Please copy everything in the tractor thread from "I guess this" down to "(Nov 1, 2017)", and switch "tractor" to "mower" wherever it appears.
[start Quoted passage]
# Lt 155 tractor problems



## robertzirbel839 (11 mo ago)

I guess this is Robert with a brand new post my dad was mowing with a John Deere L T1 fis L T1 55 tractor with a: engine on it I believe it's a 14 horsepower engine and the tractor just died on him He was cutting the grass and the tractor just died on him I went over to check it out and I can spin the flywheel by hand like no problem so my concern is something broke inside the tractor Knowing to him he did not hit anything it just died on him when he was driving any suggestions on what I should be looking at


----------



## Bob Driver (Nov 1, 2017)

Pull the sparkplug, put your thumb over the hole, and crank the engine. You should feel some compression if the piston is moving. If you don't feel compression, it either broke the rod, or there's a valve problem. 

If you get compression, it comes down to air, fuel, and spark. Post the engine model/type #, it'll help people trying to figure out your problem. Should be a CV15 Kohler.


----------



## robertzirbel839 (11 mo ago)

OK thank you for your reply I will try to do that if there is no compression I'm gonna have to start with pulling the fly will off I will be using a fly wheelpooler but it's gonna be pretty hard to pull that fly wheel off


----------



## robertzirbel839 (11 mo ago)
[end Quoted passage]
[start Recorded information]
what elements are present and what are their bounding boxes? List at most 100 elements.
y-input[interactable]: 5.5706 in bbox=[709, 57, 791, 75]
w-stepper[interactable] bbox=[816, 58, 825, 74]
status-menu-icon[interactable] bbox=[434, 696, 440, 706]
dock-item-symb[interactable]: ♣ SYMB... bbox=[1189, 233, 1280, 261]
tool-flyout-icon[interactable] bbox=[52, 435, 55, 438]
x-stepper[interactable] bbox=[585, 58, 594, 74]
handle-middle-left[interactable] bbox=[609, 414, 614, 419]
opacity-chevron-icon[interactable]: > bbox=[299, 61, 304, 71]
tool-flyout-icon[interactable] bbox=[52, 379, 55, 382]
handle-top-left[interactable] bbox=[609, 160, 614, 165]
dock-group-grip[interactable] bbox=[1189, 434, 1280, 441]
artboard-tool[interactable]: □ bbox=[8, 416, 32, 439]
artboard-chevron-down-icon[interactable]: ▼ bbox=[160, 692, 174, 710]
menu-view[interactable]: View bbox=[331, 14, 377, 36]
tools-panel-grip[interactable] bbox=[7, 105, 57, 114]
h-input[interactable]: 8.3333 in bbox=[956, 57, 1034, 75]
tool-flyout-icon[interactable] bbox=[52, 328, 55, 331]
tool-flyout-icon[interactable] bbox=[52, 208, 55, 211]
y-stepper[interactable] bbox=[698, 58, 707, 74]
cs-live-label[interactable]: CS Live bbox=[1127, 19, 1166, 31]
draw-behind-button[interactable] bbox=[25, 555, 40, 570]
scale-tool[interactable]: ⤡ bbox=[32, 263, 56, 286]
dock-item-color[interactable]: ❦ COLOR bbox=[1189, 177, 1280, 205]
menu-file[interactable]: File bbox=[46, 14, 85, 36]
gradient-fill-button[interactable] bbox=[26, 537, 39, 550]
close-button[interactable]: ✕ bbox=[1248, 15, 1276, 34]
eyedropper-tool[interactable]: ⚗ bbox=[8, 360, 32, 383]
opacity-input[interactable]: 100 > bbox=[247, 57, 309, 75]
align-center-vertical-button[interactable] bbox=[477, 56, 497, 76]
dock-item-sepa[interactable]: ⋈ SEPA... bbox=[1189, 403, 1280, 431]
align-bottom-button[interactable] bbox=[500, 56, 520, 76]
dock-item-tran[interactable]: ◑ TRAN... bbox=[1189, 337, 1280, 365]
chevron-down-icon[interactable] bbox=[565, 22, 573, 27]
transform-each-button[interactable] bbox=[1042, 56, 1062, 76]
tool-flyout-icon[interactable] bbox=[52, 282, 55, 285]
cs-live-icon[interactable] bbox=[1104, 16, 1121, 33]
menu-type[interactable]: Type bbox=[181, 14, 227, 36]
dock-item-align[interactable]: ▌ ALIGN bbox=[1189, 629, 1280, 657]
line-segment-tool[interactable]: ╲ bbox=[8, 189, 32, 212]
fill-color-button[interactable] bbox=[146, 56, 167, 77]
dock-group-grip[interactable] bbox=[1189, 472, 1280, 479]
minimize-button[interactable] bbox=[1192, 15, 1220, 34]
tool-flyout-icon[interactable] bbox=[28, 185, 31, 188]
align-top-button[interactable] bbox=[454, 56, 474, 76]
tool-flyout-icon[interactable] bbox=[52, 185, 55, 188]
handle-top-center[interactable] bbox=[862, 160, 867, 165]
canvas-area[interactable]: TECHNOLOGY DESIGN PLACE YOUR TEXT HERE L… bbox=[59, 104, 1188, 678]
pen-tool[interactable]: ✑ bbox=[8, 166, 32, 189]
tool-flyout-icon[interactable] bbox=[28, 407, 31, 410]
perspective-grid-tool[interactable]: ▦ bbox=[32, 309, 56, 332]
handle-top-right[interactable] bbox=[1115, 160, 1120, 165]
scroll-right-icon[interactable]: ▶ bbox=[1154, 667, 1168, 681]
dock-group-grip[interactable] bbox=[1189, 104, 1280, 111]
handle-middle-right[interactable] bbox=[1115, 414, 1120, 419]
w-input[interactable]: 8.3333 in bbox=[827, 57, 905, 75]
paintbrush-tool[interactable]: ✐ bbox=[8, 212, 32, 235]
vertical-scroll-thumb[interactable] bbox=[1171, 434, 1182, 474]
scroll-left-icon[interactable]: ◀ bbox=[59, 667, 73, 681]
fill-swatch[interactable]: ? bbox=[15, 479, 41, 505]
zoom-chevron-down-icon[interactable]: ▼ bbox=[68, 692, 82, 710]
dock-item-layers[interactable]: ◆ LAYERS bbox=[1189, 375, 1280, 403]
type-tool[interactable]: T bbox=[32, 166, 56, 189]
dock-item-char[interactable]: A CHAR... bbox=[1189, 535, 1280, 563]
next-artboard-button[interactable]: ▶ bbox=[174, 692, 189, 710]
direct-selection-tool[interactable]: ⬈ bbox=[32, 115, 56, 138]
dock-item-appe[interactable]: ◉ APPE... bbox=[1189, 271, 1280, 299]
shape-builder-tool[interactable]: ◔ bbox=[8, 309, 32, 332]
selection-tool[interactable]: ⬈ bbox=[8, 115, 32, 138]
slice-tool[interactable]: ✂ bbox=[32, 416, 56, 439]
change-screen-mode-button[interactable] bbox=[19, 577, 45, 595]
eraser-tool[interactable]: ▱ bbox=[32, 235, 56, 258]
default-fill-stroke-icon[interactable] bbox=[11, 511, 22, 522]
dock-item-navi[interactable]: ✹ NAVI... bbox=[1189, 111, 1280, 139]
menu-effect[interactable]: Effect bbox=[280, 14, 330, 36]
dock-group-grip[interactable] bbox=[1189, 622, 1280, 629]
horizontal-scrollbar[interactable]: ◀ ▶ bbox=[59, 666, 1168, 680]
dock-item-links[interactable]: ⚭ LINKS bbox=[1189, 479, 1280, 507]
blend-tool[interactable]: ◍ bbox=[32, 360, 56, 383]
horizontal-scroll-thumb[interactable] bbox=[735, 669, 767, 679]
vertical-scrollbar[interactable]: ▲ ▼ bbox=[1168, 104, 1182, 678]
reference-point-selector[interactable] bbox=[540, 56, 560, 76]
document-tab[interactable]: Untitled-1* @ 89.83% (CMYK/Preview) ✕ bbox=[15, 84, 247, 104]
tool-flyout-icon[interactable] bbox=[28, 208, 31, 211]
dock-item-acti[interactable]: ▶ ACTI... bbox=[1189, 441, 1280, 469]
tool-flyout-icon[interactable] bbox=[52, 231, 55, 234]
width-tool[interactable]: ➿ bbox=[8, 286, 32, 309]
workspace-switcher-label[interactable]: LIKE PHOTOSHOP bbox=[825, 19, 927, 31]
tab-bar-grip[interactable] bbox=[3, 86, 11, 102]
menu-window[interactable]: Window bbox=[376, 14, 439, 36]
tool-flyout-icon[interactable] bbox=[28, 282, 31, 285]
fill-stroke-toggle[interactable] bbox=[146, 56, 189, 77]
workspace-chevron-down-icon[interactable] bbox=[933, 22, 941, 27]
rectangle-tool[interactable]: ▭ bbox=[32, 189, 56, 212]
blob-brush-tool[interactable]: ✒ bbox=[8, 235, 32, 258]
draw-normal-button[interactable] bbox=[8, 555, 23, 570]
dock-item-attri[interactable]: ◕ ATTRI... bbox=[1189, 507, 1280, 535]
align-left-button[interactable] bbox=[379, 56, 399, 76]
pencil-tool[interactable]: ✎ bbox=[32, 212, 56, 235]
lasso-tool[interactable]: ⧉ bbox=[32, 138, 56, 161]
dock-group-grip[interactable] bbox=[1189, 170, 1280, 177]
[end Recorded information]
Response
I guess this is Robert with a brand new post my dad was mowing with a John Deere L T1 fis L T1 55 mower with a: engine on it I believe it's a 14 horsepower engine and the mower just died on him He was cutting the grass and the mower just died on him I went over to check it out and I can spin the flywheel by hand like no problem so my concern is something broke inside the mower Knowing to him he did not hit anything it just died on him when he was driving any suggestions on what I should be looking at


----------



## Bob Driver (Nov 1, 2017)